* **REQUIRED WORK**
Output all entries verbatim. Skip pictures.

Extracted data entries
------------------------------------------------
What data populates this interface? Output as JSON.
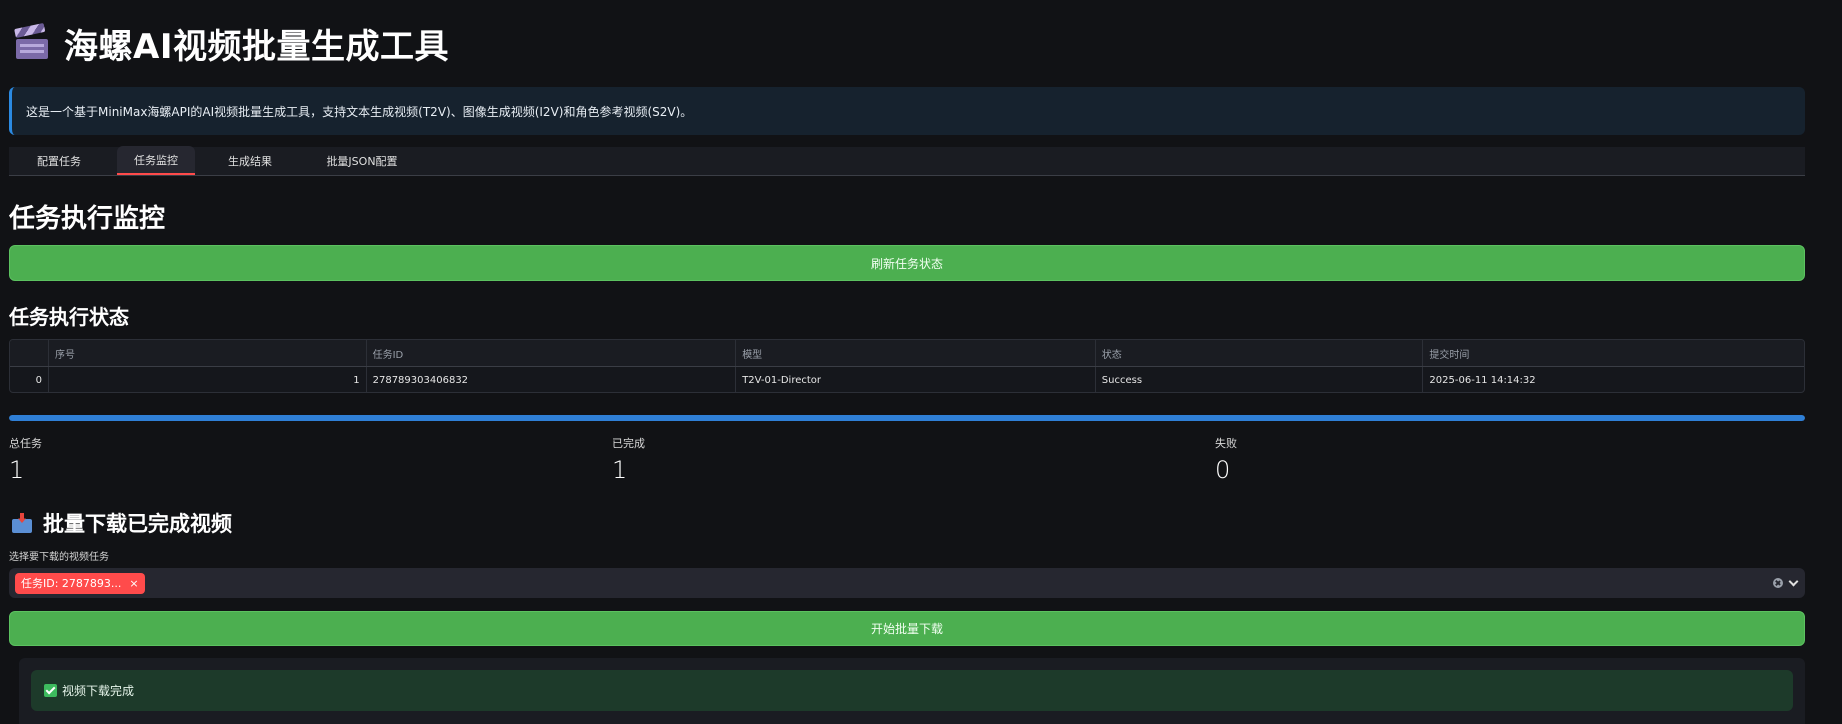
{
  "app": {
    "title": "海螺AI视频批量生成工具",
    "info": "这是一个基于MiniMax海螺API的AI视频批量生成工具，支持文本生成视频(T2V)、图像生成视频(I2V)和角色参考视频(S2V)。"
  },
  "tabs": [
    "配置任务",
    "任务监控",
    "生成结果",
    "批量JSON配置"
  ],
  "monitor": {
    "heading": "任务执行监控",
    "refresh_button": "刷新任务状态",
    "status_heading": "任务执行状态"
  },
  "table": {
    "columns": [
      "",
      "序号",
      "任务ID",
      "模型",
      "状态",
      "提交时间"
    ],
    "rows": [
      [
        "0",
        "1",
        "278789303406832",
        "T2V-01-Director",
        "Success",
        "2025-06-11 14:14:32"
      ]
    ]
  },
  "progress": {
    "fraction": 1.0,
    "color": "#2f7fd6"
  },
  "metrics": {
    "total_label": "总任务",
    "total_value": "1",
    "done_label": "已完成",
    "done_value": "1",
    "failed_label": "失败",
    "failed_value": "0"
  },
  "download": {
    "heading": "批量下载已完成视频",
    "heading_icon": "inbox-tray-icon",
    "select_label": "选择要下载的视频任务",
    "chip": "任务ID: 2787893...",
    "chip_close": "×",
    "button": "开始批量下载",
    "success_message": "视频下载完成"
  },
  "colors": {
    "accent": "#ff4b4b",
    "button_green": "#4caf50",
    "info_border": "#2b8ae2",
    "success_bg": "#1d3a2a"
  }
}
------------------------------------------------
* **SOLUTION FOR THIS TASK**
What data populates this interface? Output as JSON.
{
  "app": {
    "title": "海螺AI视频批量生成工具",
    "info": "这是一个基于MiniMax海螺API的AI视频批量生成工具，支持文本生成视频(T2V)、图像生成视频(I2V)和角色参考视频(S2V)。"
  },
  "tabs": [
    "配置任务",
    "任务监控",
    "生成结果",
    "批量JSON配置"
  ],
  "monitor": {
    "heading": "任务执行监控",
    "refresh_button": "刷新任务状态",
    "status_heading": "任务执行状态"
  },
  "table": {
    "columns": [
      "",
      "序号",
      "任务ID",
      "模型",
      "状态",
      "提交时间"
    ],
    "rows": [
      [
        "0",
        "1",
        "278789303406832",
        "T2V-01-Director",
        "Success",
        "2025-06-11 14:14:32"
      ]
    ]
  },
  "progress": {
    "fraction": 1.0,
    "color": "#2f7fd6"
  },
  "metrics": {
    "total_label": "总任务",
    "total_value": "1",
    "done_label": "已完成",
    "done_value": "1",
    "failed_label": "失败",
    "failed_value": "0"
  },
  "download": {
    "heading": "批量下载已完成视频",
    "heading_icon": "inbox-tray-icon",
    "select_label": "选择要下载的视频任务",
    "chip": "任务ID: 2787893...",
    "chip_close": "×",
    "button": "开始批量下载",
    "success_message": "视频下载完成"
  },
  "colors": {
    "accent": "#ff4b4b",
    "button_green": "#4caf50",
    "info_border": "#2b8ae2",
    "success_bg": "#1d3a2a"
  }
}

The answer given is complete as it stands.